• **Try it**: The entries follow. Copy every line in which "shows" appears.

• **Given data**:
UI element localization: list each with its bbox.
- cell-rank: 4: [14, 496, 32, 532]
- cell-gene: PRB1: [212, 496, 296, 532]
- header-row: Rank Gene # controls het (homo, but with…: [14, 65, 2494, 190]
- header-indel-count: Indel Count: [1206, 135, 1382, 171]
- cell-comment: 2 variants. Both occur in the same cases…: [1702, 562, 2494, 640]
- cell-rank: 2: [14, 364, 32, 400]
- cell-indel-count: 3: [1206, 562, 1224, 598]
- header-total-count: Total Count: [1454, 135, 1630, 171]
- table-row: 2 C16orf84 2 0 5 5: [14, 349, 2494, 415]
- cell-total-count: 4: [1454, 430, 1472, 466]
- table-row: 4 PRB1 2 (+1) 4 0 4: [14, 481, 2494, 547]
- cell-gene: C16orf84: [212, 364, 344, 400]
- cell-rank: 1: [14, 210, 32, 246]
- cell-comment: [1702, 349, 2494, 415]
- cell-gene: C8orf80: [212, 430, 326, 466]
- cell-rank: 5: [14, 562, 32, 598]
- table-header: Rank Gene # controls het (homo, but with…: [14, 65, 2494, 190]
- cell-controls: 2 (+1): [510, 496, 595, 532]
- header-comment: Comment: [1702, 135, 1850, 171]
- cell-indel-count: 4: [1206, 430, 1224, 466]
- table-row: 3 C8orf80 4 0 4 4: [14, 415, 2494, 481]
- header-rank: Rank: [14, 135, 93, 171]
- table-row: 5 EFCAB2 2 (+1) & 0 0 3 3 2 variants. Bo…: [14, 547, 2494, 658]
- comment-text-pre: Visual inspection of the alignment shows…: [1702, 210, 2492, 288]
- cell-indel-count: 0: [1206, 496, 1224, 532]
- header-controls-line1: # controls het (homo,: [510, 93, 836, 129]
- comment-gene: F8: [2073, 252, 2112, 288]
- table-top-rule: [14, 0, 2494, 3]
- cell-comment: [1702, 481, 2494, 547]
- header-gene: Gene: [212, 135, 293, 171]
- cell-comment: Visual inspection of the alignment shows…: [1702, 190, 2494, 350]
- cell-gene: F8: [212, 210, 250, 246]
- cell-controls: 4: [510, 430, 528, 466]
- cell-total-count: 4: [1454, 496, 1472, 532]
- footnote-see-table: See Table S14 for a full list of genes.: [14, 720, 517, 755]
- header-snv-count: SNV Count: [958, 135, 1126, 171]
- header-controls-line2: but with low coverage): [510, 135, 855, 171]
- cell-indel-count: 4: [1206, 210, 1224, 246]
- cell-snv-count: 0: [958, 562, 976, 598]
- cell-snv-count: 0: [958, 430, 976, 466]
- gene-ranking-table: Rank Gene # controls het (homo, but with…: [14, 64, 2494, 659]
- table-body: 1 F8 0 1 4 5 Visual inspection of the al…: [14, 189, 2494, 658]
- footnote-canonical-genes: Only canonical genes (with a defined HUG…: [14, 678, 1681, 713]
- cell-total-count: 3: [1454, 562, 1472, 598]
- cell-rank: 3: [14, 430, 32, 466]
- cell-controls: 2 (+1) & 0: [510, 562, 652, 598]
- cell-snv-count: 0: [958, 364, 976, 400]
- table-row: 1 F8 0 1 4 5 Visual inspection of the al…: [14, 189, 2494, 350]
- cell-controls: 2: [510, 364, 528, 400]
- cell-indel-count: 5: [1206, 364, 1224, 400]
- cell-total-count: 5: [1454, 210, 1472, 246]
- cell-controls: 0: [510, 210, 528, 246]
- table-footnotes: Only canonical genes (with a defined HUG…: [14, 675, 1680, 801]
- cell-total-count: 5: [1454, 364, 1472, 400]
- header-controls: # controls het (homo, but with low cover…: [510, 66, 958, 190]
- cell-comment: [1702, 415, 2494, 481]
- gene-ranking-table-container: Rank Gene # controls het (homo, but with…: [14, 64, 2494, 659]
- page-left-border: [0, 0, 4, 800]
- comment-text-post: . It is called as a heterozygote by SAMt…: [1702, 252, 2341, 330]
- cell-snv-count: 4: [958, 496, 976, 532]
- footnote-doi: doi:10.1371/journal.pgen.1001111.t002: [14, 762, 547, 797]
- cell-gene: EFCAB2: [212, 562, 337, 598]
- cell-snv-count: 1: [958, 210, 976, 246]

• **Finished exercise**:
- comment-text-pre: Visual inspection of the alignment shows…: [1702, 210, 2492, 288]
- cell-comment: Visual inspection of the alignment shows…: [1702, 190, 2494, 350]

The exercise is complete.